PROBLEM: Reproduce the material verbatim, from its first line through the line containing "x-tick-label-36: 20200519 —", with both ends included.
______
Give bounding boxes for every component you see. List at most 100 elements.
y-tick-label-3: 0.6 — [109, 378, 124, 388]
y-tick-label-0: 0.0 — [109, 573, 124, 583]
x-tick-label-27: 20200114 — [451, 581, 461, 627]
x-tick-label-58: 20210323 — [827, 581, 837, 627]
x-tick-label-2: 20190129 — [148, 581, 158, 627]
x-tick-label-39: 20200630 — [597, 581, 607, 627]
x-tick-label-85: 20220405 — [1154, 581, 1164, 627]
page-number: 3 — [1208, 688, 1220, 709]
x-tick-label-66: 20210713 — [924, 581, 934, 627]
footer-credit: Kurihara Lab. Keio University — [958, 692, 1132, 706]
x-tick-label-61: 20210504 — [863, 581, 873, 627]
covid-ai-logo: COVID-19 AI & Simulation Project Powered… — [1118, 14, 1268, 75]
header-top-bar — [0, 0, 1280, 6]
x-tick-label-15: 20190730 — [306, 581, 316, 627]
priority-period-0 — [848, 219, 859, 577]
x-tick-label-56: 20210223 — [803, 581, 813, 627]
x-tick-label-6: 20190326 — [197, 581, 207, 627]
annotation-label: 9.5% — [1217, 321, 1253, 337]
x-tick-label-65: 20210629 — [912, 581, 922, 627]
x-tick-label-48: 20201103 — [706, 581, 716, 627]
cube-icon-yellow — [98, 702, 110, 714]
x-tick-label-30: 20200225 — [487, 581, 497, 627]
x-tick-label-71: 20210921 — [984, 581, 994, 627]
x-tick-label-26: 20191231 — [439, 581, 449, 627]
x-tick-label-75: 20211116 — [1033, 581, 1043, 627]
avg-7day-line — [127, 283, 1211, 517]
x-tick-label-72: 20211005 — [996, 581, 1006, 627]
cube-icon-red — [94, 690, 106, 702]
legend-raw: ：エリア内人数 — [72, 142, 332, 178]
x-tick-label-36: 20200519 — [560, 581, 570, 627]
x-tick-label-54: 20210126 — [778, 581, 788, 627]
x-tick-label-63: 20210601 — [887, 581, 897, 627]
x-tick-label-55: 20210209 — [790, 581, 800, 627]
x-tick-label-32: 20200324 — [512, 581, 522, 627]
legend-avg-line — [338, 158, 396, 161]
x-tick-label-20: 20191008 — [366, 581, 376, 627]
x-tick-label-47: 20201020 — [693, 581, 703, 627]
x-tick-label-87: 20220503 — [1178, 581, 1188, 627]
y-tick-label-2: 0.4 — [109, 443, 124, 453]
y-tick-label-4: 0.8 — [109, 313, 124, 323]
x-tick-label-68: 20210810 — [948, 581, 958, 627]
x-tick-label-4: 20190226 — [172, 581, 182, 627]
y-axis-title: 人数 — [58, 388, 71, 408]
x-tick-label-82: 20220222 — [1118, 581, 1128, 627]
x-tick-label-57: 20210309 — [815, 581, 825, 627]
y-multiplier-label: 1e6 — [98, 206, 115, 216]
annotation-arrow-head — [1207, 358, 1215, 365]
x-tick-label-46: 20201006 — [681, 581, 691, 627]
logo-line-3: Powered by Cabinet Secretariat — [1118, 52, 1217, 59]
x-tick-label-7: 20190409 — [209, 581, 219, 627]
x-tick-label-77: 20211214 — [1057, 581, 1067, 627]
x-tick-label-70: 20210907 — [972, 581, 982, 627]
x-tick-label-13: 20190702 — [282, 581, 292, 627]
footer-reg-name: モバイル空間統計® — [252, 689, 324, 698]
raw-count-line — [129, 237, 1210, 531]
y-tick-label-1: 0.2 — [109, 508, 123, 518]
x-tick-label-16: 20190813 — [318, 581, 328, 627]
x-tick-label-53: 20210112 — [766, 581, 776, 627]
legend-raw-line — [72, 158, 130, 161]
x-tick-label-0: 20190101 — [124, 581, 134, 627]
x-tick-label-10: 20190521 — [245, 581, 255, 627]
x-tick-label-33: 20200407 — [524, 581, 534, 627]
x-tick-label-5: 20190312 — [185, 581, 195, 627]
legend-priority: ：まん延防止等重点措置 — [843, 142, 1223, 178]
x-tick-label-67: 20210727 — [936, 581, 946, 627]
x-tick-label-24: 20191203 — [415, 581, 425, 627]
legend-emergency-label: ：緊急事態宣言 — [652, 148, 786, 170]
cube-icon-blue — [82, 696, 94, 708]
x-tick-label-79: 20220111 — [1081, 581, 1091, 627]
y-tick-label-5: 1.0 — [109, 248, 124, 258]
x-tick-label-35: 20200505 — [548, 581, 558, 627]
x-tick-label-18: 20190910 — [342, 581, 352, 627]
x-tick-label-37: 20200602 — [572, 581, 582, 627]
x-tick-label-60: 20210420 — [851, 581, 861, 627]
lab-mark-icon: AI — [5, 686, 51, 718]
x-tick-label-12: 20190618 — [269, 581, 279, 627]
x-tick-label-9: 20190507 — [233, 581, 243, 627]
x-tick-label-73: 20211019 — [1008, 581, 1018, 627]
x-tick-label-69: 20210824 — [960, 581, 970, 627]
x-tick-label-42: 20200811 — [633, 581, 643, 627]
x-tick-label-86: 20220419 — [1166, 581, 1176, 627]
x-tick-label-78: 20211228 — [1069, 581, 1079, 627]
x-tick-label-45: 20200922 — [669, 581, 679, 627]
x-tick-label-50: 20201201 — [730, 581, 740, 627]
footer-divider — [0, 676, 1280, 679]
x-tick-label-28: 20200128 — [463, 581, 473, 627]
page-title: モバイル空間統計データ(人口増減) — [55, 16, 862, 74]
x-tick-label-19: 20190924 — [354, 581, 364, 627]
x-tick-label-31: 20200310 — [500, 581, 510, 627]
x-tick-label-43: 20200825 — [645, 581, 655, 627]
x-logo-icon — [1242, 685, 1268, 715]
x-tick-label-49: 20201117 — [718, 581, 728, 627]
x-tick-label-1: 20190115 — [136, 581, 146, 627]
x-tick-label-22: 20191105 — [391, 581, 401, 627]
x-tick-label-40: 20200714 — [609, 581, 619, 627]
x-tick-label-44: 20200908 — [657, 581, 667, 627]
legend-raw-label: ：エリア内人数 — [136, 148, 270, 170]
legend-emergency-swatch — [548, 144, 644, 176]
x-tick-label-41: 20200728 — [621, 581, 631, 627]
______
THE SOLUTION:
Give bounding boxes for every component you see. List at most 100 elements.
y-tick-label-3: 0.6 — [109, 378, 124, 388]
y-tick-label-0: 0.0 — [109, 573, 124, 583]
x-tick-label-27: 20200114 — [451, 581, 461, 627]
x-tick-label-58: 20210323 — [827, 581, 837, 627]
x-tick-label-2: 20190129 — [148, 581, 158, 627]
x-tick-label-39: 20200630 — [597, 581, 607, 627]
x-tick-label-85: 20220405 — [1154, 581, 1164, 627]
page-number: 3 — [1208, 688, 1220, 709]
x-tick-label-66: 20210713 — [924, 581, 934, 627]
footer-credit: Kurihara Lab. Keio University — [958, 692, 1132, 706]
x-tick-label-61: 20210504 — [863, 581, 873, 627]
covid-ai-logo: COVID-19 AI & Simulation Project Powered… — [1118, 14, 1268, 75]
header-top-bar — [0, 0, 1280, 6]
x-tick-label-15: 20190730 — [306, 581, 316, 627]
priority-period-0 — [848, 219, 859, 577]
x-tick-label-56: 20210223 — [803, 581, 813, 627]
x-tick-label-6: 20190326 — [197, 581, 207, 627]
annotation-label: 9.5% — [1217, 321, 1253, 337]
x-tick-label-65: 20210629 — [912, 581, 922, 627]
x-tick-label-48: 20201103 — [706, 581, 716, 627]
cube-icon-yellow — [98, 702, 110, 714]
x-tick-label-30: 20200225 — [487, 581, 497, 627]
x-tick-label-71: 20210921 — [984, 581, 994, 627]
x-tick-label-26: 20191231 — [439, 581, 449, 627]
x-tick-label-75: 20211116 — [1033, 581, 1043, 627]
avg-7day-line — [127, 283, 1211, 517]
x-tick-label-72: 20211005 — [996, 581, 1006, 627]
cube-icon-red — [94, 690, 106, 702]
legend-raw: ：エリア内人数 — [72, 142, 332, 178]
x-tick-label-36: 20200519 — [560, 581, 570, 627]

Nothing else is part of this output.